Given request:
Pictures aside, repeat every entry exactly.

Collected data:

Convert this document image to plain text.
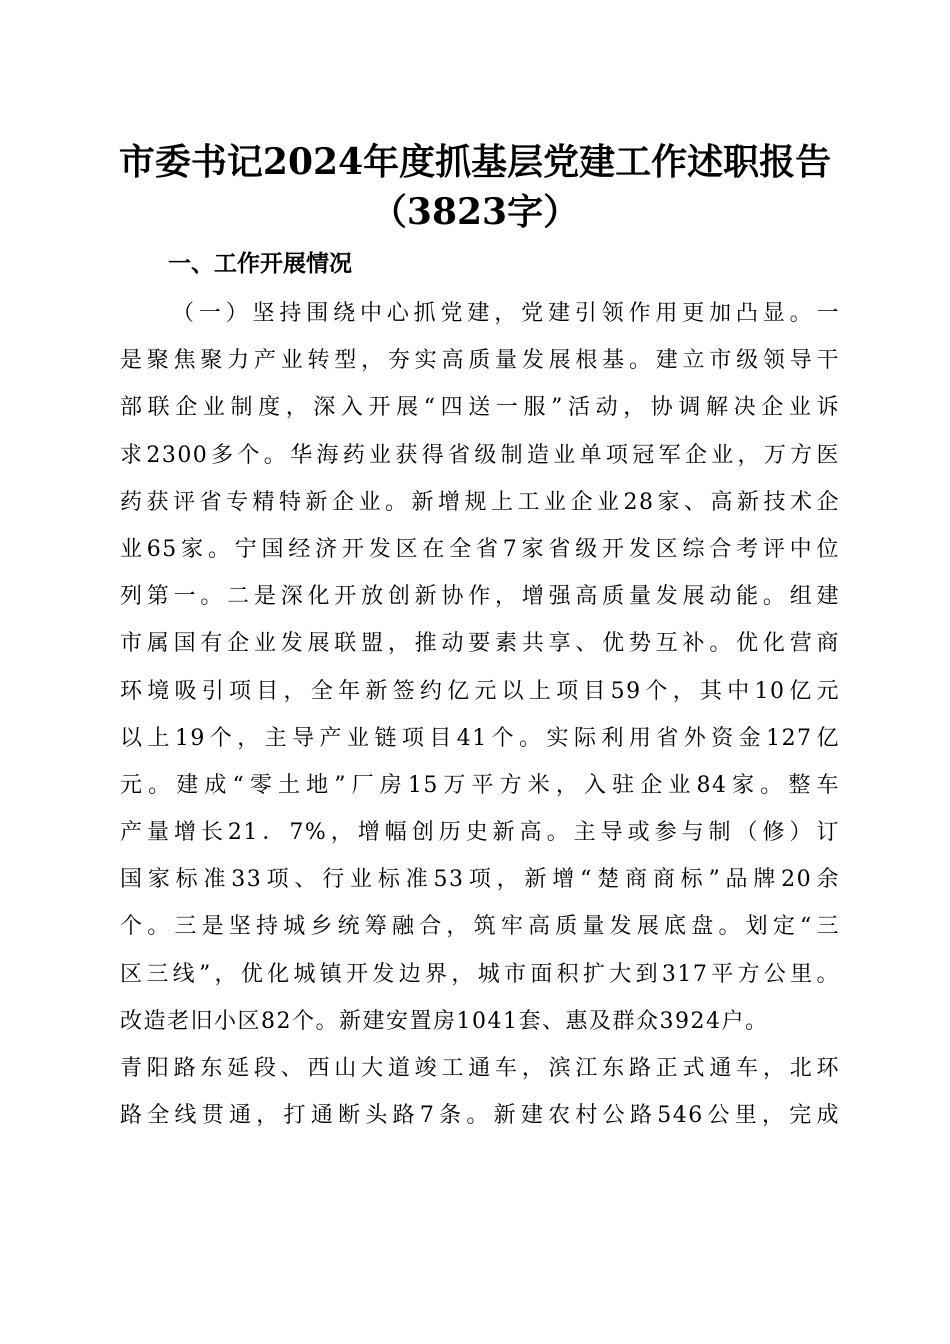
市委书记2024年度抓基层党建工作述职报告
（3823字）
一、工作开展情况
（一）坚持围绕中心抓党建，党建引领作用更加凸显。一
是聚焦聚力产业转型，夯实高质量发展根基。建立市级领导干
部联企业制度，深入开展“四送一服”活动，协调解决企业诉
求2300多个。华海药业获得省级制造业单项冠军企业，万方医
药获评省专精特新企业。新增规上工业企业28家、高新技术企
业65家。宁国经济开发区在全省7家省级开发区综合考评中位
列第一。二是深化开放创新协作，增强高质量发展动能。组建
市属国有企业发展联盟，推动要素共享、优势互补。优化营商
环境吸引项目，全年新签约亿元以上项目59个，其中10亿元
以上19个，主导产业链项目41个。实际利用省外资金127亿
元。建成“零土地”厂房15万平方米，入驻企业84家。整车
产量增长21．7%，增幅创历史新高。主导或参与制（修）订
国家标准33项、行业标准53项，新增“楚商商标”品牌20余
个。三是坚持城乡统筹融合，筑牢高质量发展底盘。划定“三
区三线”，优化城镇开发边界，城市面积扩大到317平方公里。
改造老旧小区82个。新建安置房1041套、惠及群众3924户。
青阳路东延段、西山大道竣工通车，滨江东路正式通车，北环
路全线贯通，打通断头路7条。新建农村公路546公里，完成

Final result:
Convert this document image to plain text.
市委书记2024年度抓基层党建工作述职报告
（3823字）
一、工作开展情况
（一）坚持围绕中心抓党建，党建引领作用更加凸显。一
是聚焦聚力产业转型，夯实高质量发展根基。建立市级领导干
部联企业制度，深入开展“四送一服”活动，协调解决企业诉
求2300多个。华海药业获得省级制造业单项冠军企业，万方医
药获评省专精特新企业。新增规上工业企业28家、高新技术企
业65家。宁国经济开发区在全省7家省级开发区综合考评中位
列第一。二是深化开放创新协作，增强高质量发展动能。组建
市属国有企业发展联盟，推动要素共享、优势互补。优化营商
环境吸引项目，全年新签约亿元以上项目59个，其中10亿元
以上19个，主导产业链项目41个。实际利用省外资金127亿
元。建成“零土地”厂房15万平方米，入驻企业84家。整车
产量增长21．7%，增幅创历史新高。主导或参与制（修）订
国家标准33项、行业标准53项，新增“楚商商标”品牌20余
个。三是坚持城乡统筹融合，筑牢高质量发展底盘。划定“三
区三线”，优化城镇开发边界，城市面积扩大到317平方公里。
改造老旧小区82个。新建安置房1041套、惠及群众3924户。
青阳路东延段、西山大道竣工通车，滨江东路正式通车，北环
路全线贯通，打通断头路7条。新建农村公路546公里，完成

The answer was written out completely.